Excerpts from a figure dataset
———

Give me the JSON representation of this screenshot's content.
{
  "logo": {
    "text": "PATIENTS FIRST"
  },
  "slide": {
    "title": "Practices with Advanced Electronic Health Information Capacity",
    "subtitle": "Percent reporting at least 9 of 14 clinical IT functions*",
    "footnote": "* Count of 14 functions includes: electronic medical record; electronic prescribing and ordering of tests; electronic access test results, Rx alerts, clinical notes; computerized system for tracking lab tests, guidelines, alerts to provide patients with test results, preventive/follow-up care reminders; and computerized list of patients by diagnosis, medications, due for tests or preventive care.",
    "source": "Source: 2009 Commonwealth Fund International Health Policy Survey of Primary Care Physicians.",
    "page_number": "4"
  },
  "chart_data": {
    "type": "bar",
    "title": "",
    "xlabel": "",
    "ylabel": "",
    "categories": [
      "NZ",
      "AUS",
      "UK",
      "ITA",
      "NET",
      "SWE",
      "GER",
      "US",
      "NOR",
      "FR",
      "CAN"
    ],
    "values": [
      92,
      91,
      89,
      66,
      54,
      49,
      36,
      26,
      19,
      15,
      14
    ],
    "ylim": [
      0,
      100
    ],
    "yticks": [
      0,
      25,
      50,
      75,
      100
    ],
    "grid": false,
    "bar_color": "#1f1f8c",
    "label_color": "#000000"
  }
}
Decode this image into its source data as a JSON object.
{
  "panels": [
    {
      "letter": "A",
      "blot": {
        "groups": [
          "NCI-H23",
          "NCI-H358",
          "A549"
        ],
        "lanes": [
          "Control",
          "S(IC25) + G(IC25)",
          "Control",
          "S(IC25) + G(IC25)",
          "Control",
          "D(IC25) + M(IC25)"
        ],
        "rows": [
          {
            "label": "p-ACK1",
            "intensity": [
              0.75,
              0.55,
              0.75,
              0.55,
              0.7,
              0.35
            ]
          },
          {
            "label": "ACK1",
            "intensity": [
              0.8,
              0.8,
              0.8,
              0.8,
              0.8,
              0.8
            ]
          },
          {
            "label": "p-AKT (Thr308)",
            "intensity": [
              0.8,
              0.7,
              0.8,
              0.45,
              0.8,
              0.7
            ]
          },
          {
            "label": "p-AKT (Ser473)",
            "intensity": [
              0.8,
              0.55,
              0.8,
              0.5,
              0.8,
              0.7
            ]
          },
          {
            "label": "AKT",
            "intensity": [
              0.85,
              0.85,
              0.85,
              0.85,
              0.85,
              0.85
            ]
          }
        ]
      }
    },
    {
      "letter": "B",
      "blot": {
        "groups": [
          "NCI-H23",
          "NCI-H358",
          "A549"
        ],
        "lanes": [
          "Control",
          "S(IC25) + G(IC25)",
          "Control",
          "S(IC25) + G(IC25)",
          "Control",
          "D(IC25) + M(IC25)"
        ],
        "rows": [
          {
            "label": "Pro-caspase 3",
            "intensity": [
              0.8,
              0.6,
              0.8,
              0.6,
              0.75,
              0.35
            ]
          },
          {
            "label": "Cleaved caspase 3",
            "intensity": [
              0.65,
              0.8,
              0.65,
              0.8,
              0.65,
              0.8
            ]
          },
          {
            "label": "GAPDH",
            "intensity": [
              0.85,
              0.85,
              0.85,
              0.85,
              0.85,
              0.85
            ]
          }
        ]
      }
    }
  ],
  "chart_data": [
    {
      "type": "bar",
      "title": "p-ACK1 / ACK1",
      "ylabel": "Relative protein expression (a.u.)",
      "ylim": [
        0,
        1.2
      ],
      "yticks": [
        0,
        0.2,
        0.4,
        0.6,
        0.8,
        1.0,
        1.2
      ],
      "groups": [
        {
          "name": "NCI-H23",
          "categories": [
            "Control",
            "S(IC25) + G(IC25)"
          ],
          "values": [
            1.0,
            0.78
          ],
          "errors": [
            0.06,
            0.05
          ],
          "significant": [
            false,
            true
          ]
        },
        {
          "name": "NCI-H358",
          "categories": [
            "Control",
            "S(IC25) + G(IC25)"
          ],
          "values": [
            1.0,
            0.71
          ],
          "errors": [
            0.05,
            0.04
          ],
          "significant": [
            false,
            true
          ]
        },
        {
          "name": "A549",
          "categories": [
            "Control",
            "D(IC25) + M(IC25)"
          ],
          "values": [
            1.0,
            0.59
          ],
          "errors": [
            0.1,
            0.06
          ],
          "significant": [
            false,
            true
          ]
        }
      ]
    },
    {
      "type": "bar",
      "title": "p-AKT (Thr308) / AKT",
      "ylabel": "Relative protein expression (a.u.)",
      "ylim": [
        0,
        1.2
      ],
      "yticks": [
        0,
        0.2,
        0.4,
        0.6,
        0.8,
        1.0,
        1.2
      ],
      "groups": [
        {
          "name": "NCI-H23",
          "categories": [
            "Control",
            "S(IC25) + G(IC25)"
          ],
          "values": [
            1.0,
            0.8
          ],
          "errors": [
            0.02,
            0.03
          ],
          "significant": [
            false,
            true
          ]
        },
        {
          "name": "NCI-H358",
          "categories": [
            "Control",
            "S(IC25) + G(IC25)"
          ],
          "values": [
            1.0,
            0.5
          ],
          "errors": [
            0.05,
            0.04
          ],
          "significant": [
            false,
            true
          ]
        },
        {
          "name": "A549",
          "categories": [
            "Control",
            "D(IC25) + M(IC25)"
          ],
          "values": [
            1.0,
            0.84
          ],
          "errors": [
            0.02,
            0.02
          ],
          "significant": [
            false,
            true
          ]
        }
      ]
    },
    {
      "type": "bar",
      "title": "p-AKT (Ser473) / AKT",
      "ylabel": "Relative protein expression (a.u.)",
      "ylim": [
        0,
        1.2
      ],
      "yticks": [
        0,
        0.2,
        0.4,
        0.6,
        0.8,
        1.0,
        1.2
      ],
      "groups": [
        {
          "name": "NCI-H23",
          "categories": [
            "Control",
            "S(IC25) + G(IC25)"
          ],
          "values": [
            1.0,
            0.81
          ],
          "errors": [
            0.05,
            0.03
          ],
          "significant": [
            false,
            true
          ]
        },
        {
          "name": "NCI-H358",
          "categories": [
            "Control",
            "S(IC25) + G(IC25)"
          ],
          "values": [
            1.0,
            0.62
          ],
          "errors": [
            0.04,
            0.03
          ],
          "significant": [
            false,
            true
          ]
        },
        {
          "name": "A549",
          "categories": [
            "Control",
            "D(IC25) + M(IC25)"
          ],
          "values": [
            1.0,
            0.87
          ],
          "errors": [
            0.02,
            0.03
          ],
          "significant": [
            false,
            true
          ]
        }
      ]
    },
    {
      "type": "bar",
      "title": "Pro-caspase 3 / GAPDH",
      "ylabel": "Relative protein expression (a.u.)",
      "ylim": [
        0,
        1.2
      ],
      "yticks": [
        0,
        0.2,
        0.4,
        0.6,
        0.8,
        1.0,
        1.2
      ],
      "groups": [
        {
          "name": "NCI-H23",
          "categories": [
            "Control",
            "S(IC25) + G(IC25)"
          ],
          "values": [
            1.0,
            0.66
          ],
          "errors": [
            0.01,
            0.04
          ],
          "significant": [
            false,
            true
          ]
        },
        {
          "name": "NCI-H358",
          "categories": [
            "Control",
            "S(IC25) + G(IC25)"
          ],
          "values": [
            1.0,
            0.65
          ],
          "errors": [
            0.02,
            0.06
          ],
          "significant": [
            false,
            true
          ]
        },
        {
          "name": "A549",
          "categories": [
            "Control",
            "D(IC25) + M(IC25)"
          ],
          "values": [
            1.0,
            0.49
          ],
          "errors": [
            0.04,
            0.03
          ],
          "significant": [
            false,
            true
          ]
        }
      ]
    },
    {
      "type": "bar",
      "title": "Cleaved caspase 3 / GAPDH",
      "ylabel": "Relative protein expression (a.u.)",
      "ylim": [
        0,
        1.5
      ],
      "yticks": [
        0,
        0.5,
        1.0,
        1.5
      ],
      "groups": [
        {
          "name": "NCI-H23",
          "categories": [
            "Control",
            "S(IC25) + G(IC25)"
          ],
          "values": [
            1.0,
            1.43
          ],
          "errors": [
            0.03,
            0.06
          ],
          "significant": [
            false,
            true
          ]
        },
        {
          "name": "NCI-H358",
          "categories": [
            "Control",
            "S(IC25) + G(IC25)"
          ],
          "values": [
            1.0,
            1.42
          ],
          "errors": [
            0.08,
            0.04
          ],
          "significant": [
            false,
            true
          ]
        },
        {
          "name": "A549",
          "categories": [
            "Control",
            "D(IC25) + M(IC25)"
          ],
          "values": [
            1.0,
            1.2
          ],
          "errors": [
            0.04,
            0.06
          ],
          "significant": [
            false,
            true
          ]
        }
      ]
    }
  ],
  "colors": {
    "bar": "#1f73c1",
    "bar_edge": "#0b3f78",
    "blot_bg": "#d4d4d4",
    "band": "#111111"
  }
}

———

**WHAT THE TASK ASKS:**
Go through the records above and count the lines with the word "JSON" in them. Answer with the number only.

**ANSWER SECTION:**
2